What to work on
Read the lines below and count those that have the word "dashboard". Respond with the number only.

## START

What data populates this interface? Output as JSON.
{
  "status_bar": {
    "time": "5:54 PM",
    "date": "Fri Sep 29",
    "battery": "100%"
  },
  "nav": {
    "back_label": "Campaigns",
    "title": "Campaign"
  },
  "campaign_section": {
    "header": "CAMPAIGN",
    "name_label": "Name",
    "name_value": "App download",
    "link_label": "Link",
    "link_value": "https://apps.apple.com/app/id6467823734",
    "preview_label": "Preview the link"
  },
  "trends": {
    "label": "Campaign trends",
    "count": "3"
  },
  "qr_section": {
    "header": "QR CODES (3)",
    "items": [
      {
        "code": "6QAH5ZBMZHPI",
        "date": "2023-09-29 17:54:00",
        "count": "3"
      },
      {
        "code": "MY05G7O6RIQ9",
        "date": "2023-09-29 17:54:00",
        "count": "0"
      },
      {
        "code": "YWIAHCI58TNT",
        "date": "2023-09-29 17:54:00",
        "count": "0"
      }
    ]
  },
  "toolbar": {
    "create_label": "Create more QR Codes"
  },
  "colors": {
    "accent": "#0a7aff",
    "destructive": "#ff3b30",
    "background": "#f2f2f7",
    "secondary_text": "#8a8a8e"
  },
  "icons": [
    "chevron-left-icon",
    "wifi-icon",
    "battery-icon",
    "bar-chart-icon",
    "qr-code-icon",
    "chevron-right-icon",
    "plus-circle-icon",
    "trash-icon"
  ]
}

## END
## START

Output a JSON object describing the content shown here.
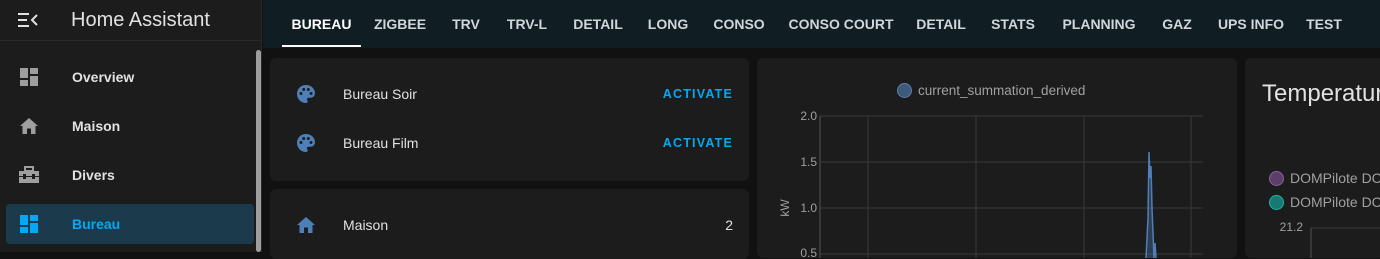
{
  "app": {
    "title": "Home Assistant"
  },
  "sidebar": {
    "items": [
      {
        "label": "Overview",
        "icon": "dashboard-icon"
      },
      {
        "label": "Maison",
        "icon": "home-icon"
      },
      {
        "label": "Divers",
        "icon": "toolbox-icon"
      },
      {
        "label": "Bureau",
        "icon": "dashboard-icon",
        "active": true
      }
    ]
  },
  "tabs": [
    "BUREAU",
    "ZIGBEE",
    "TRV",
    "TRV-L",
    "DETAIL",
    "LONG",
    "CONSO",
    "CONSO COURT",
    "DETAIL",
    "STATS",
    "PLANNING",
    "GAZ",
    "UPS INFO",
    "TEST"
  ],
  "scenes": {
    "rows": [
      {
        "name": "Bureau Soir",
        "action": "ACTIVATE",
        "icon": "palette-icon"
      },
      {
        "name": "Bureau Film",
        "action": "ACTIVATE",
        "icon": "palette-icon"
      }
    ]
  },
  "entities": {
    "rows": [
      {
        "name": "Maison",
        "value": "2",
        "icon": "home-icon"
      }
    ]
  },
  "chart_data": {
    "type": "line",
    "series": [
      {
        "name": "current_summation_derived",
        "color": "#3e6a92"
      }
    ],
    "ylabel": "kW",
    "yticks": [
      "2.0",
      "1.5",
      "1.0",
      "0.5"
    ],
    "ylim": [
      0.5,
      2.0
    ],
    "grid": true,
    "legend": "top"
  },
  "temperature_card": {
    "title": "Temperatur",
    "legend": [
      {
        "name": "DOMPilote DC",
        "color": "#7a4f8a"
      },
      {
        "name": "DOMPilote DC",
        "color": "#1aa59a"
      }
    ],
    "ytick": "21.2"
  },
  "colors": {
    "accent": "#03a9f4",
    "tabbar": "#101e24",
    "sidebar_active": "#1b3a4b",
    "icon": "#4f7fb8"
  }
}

## END

Exercise solution
2